Requirements
Single out the lines that include the word "save". Copy them.

Records to use
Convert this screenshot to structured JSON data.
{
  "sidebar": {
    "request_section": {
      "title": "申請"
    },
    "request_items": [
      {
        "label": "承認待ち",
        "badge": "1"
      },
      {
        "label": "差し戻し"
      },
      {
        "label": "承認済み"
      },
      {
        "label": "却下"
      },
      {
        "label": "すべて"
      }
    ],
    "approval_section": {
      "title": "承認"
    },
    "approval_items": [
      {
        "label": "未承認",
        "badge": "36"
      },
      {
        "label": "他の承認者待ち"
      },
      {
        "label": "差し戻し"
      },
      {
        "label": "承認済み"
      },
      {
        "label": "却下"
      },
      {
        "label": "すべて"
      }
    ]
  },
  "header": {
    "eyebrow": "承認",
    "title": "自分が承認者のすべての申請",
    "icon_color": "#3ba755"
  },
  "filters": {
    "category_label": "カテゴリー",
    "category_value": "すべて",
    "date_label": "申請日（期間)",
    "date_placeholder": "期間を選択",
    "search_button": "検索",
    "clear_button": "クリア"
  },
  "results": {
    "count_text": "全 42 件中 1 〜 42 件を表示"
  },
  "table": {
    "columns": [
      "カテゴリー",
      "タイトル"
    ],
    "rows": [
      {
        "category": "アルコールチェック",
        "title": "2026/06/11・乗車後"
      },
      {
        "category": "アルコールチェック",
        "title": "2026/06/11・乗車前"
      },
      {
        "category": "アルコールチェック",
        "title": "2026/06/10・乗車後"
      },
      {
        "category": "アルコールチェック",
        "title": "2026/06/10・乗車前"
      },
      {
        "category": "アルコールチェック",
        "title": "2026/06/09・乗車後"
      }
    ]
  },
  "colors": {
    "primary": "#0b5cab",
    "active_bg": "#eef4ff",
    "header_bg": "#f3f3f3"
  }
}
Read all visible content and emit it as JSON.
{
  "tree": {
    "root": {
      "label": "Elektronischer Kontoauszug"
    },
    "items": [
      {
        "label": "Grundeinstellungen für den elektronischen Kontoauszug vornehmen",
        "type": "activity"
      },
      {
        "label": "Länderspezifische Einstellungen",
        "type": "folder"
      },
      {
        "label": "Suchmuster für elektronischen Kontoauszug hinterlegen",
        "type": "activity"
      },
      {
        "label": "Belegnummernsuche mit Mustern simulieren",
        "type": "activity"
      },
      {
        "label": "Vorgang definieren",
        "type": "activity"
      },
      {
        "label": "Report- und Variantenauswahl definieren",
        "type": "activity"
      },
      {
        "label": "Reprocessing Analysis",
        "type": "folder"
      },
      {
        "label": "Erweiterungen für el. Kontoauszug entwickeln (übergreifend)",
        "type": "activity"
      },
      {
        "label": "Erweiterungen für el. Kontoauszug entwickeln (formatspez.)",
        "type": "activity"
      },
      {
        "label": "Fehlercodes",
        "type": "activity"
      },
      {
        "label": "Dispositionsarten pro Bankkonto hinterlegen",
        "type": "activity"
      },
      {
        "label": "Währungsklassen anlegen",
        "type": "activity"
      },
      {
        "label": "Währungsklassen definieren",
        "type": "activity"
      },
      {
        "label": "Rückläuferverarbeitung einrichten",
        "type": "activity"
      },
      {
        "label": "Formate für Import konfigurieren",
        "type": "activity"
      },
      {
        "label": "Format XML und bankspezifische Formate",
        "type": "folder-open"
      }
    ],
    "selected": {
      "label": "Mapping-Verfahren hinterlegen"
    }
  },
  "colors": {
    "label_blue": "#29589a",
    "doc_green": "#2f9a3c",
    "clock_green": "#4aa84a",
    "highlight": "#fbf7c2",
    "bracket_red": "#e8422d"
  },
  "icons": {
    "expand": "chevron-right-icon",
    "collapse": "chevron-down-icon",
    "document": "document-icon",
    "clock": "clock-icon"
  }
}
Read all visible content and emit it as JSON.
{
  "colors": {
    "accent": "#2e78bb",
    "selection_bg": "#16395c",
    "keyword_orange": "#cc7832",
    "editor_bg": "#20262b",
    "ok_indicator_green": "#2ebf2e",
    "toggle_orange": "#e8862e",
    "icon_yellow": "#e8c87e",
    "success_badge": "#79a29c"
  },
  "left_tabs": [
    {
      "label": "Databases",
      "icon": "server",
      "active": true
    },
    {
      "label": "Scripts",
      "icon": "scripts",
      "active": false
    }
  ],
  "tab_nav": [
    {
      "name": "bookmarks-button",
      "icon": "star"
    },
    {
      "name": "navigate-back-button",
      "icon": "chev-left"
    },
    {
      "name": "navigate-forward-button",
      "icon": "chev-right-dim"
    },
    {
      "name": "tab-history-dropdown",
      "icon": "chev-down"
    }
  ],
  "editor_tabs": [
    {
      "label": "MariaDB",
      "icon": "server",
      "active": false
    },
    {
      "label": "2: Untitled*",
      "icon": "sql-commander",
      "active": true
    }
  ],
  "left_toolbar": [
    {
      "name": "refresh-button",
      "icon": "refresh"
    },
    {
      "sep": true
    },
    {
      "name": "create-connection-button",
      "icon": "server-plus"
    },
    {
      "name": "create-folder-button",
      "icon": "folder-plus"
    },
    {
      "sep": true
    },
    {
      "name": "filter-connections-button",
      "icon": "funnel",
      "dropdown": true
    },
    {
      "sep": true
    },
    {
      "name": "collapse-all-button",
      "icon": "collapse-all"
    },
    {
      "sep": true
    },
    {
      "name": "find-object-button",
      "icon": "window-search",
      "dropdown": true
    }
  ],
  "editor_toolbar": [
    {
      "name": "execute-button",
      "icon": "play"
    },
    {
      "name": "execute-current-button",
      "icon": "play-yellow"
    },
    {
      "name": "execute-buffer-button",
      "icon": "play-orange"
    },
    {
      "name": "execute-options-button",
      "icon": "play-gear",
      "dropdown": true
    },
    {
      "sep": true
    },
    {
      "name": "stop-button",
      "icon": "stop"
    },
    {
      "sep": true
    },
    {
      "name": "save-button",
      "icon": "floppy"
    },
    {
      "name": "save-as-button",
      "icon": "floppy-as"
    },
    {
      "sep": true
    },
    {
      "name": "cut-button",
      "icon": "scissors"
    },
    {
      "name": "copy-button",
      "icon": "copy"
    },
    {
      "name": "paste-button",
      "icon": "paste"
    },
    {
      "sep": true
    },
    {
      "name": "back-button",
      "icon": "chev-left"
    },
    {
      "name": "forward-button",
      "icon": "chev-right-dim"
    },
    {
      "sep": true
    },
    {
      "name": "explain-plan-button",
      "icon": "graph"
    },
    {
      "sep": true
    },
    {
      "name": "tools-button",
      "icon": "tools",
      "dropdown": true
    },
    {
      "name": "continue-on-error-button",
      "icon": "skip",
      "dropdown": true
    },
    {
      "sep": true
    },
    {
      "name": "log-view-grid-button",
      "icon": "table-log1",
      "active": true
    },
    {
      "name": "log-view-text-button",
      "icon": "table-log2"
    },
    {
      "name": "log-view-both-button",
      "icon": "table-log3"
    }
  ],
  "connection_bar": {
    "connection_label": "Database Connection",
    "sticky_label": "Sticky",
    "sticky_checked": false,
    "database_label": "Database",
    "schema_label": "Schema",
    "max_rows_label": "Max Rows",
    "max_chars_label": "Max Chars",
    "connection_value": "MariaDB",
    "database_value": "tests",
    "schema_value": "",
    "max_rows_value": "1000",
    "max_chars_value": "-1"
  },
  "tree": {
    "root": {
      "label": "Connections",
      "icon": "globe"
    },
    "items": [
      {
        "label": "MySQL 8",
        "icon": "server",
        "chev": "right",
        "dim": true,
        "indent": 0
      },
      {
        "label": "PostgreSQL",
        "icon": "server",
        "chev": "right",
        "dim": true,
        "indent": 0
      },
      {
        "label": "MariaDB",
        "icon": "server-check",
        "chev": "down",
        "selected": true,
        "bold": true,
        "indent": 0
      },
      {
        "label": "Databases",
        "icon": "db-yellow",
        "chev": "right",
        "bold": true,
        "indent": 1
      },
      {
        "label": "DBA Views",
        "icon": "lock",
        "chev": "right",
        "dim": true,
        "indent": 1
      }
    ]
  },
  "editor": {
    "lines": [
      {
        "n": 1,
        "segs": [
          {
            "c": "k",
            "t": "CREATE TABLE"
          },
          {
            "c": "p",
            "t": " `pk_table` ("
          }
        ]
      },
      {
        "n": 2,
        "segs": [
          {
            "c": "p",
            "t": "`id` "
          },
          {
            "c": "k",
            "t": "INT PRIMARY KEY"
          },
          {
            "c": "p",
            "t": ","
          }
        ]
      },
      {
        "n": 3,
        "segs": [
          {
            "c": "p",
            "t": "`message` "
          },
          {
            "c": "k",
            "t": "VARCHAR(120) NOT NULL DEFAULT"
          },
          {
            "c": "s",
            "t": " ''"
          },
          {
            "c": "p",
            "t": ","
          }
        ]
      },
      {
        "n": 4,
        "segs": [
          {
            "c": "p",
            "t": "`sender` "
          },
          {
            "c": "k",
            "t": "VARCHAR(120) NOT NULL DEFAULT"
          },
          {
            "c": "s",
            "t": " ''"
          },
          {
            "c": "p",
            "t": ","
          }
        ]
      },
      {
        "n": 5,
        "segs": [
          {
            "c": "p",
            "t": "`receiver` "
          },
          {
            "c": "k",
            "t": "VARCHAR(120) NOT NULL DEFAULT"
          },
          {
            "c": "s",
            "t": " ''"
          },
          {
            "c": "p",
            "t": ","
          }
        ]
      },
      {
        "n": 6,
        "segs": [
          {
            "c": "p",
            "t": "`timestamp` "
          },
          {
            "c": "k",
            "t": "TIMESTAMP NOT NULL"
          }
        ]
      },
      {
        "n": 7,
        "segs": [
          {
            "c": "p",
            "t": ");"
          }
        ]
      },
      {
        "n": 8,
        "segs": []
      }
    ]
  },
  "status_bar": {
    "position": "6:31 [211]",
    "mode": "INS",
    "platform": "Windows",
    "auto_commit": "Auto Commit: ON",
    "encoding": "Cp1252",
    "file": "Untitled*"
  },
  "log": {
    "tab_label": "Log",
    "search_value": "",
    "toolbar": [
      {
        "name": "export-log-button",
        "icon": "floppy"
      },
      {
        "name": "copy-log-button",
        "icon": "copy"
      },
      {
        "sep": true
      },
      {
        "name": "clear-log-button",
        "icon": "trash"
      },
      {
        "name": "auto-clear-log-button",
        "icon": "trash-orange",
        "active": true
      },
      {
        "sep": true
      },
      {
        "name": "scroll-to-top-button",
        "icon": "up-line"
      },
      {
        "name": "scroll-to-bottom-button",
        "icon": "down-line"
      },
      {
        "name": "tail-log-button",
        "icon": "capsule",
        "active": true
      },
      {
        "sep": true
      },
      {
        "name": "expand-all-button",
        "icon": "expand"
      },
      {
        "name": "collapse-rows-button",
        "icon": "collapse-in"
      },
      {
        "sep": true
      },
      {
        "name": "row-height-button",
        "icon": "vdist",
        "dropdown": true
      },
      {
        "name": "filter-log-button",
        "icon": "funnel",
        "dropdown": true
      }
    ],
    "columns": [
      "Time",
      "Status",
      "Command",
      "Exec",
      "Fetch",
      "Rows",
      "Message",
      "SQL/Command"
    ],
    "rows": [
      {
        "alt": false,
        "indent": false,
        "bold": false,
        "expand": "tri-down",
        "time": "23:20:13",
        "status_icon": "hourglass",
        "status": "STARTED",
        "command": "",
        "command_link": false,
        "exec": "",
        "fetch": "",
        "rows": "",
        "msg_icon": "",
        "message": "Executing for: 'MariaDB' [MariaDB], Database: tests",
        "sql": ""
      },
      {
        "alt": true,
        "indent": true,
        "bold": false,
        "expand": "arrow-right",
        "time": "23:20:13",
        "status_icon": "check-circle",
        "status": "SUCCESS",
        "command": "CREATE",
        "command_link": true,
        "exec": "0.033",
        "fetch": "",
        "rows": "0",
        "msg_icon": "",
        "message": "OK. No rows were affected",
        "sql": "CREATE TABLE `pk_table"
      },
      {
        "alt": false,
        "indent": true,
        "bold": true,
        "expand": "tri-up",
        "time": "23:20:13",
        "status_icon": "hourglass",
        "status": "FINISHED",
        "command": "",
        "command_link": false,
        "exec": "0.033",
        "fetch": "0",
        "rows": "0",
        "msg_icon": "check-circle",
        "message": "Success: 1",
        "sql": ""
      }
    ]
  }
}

Response to this exercise
      "name": "save-button",
      "name": "save-as-button",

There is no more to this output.